Task inputs:

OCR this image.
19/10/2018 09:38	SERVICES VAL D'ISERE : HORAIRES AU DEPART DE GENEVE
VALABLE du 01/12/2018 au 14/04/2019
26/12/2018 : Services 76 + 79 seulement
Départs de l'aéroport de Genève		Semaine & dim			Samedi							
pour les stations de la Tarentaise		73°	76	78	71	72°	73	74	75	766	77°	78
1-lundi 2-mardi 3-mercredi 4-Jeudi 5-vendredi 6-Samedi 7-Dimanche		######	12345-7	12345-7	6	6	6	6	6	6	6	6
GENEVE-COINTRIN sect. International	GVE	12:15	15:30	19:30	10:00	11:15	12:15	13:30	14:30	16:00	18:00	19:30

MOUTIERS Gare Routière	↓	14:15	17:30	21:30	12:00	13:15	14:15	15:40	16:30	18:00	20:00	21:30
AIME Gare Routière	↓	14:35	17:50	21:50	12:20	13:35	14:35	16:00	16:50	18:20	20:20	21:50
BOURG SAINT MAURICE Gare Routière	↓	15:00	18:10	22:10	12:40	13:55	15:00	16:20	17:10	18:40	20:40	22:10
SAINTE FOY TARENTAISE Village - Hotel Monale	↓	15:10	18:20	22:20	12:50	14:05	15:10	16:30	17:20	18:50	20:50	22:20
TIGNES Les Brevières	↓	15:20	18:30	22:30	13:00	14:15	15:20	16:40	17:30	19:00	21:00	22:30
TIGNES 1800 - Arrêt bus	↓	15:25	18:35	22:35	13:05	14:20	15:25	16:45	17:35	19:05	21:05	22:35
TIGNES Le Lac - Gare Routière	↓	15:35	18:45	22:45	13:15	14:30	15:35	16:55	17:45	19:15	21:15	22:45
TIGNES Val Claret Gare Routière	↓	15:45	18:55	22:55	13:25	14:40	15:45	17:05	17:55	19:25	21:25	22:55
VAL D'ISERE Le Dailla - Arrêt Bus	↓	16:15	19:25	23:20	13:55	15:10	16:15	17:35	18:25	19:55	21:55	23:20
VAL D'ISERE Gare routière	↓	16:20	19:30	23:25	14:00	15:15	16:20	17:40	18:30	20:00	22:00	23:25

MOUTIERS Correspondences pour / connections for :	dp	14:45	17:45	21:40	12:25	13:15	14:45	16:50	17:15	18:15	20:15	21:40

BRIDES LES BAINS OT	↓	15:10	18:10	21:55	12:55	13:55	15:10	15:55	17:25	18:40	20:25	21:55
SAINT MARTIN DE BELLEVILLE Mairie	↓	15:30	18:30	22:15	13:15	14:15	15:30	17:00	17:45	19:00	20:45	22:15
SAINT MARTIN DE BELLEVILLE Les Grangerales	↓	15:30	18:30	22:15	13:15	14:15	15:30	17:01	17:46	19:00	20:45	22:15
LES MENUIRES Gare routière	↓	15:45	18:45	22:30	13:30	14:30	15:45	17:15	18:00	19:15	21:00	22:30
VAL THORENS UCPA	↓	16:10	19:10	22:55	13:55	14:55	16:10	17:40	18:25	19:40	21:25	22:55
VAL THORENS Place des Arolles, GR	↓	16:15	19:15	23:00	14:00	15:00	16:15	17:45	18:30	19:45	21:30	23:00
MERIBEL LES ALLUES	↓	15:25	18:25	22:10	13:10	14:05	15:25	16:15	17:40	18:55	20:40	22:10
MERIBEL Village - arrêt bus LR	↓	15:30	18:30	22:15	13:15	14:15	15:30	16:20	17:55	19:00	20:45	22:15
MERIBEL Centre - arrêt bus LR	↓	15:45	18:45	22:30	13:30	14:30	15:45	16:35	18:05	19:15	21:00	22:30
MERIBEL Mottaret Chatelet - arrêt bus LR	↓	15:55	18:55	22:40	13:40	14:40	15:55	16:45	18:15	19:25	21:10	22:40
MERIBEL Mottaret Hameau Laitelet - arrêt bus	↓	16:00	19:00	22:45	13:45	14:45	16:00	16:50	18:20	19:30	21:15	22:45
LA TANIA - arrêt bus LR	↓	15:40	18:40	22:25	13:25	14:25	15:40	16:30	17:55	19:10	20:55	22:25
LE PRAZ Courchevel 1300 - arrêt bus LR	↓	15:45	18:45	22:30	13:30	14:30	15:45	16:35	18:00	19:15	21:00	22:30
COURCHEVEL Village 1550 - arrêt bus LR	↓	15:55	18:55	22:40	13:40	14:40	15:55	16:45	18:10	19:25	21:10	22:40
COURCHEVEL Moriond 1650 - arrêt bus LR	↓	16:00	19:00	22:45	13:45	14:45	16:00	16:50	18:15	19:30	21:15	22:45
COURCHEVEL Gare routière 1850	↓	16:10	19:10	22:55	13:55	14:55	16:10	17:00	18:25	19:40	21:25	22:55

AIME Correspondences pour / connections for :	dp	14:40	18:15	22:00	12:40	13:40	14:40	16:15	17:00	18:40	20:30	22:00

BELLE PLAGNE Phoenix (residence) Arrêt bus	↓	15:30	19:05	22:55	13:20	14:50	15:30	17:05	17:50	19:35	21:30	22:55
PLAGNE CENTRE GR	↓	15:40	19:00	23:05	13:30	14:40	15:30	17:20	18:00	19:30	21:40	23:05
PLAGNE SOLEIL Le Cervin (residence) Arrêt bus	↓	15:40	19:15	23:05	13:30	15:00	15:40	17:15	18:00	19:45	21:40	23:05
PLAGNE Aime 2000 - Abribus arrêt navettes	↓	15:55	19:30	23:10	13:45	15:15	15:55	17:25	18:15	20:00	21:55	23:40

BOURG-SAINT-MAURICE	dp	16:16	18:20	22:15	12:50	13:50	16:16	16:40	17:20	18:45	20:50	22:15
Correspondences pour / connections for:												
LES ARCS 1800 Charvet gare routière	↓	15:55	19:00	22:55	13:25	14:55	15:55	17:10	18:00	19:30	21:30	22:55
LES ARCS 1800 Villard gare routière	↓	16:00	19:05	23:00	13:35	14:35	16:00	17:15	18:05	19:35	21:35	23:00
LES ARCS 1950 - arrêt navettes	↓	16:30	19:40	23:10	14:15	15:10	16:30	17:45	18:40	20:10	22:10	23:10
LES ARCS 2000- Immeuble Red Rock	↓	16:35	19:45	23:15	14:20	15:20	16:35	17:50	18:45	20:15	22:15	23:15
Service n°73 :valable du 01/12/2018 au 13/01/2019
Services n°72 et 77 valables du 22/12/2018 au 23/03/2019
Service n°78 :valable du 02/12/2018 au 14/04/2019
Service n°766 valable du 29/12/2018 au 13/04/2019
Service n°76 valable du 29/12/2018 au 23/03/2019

* * *

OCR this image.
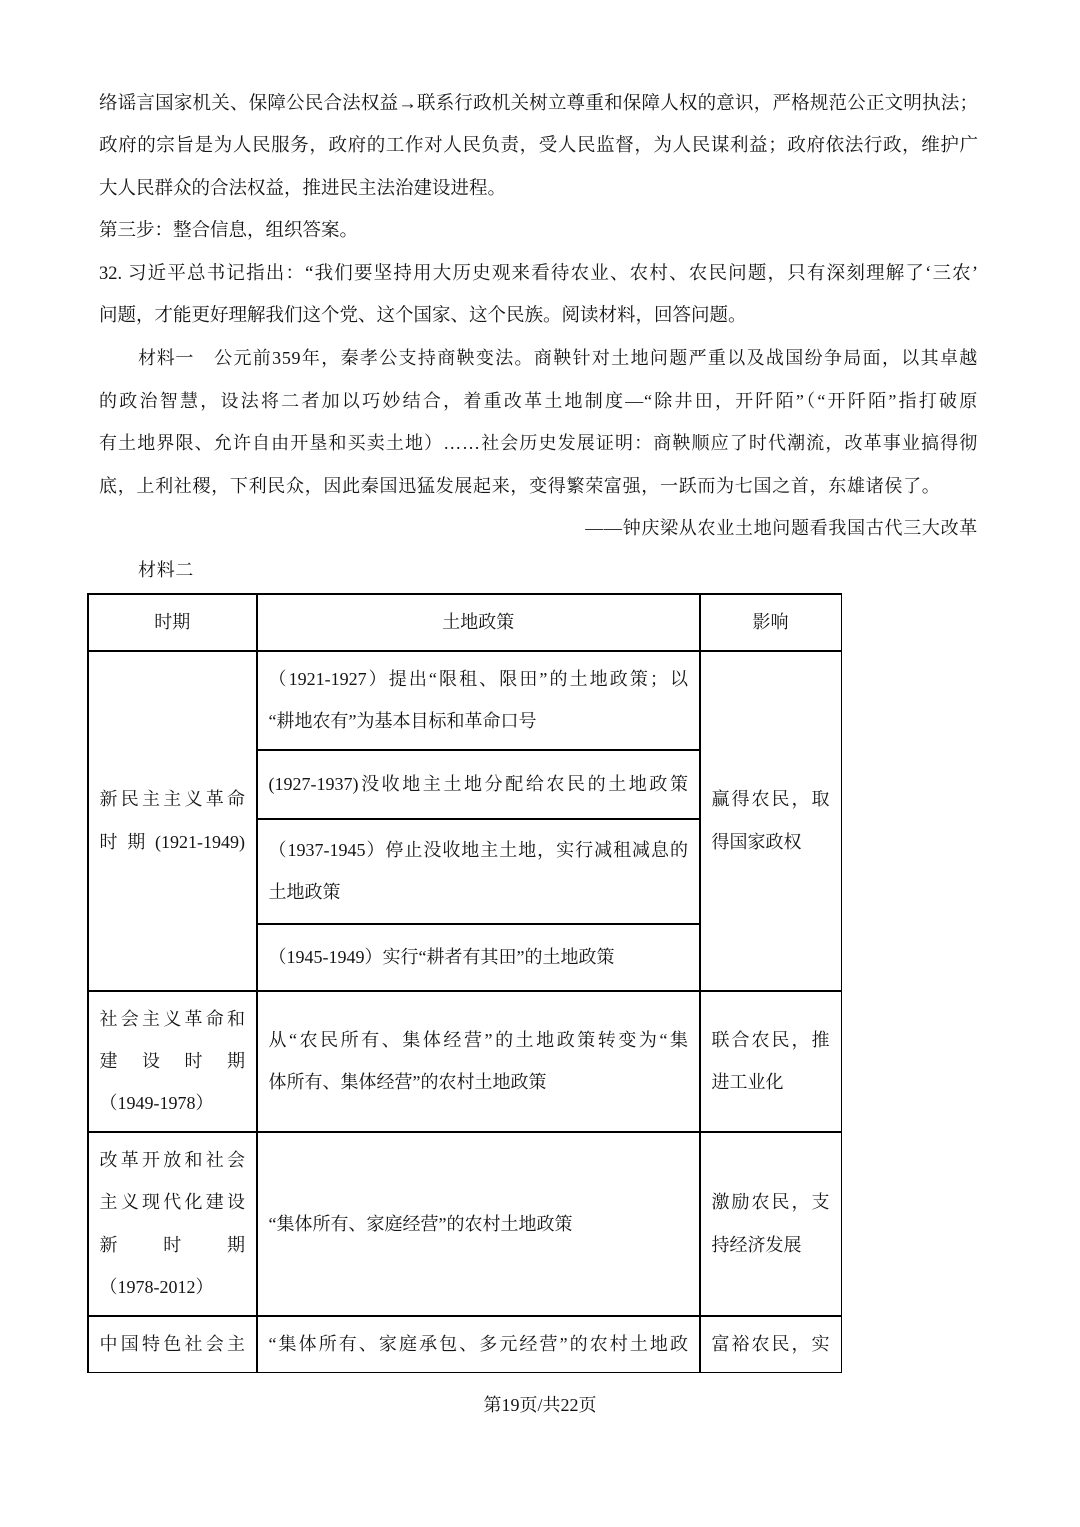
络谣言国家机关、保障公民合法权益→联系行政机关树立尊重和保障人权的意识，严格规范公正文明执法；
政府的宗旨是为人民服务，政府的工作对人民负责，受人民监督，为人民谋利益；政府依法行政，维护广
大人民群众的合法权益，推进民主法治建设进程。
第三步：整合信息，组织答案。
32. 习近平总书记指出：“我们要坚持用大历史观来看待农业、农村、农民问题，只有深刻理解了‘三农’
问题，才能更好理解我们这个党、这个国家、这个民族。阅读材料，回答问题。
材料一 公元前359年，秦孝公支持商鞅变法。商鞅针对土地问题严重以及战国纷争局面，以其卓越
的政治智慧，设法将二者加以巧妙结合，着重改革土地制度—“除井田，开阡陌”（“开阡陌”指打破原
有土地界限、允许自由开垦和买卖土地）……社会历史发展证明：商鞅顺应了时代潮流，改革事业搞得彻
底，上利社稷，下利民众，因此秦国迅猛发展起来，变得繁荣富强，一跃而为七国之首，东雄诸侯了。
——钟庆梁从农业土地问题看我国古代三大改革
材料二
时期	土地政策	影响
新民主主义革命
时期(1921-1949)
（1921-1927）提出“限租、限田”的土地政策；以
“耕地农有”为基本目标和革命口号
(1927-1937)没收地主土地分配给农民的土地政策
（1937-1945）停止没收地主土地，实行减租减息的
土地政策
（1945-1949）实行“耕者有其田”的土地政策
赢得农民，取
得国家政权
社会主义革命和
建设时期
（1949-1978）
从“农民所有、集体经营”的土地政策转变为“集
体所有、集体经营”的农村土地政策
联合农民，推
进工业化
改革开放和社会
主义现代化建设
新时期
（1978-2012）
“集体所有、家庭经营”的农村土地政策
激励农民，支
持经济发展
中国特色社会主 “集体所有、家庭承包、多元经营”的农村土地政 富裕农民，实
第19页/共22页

Given request: Lines containing "ISERE" are to be counted. State the total and add nothing.

Task solution: 3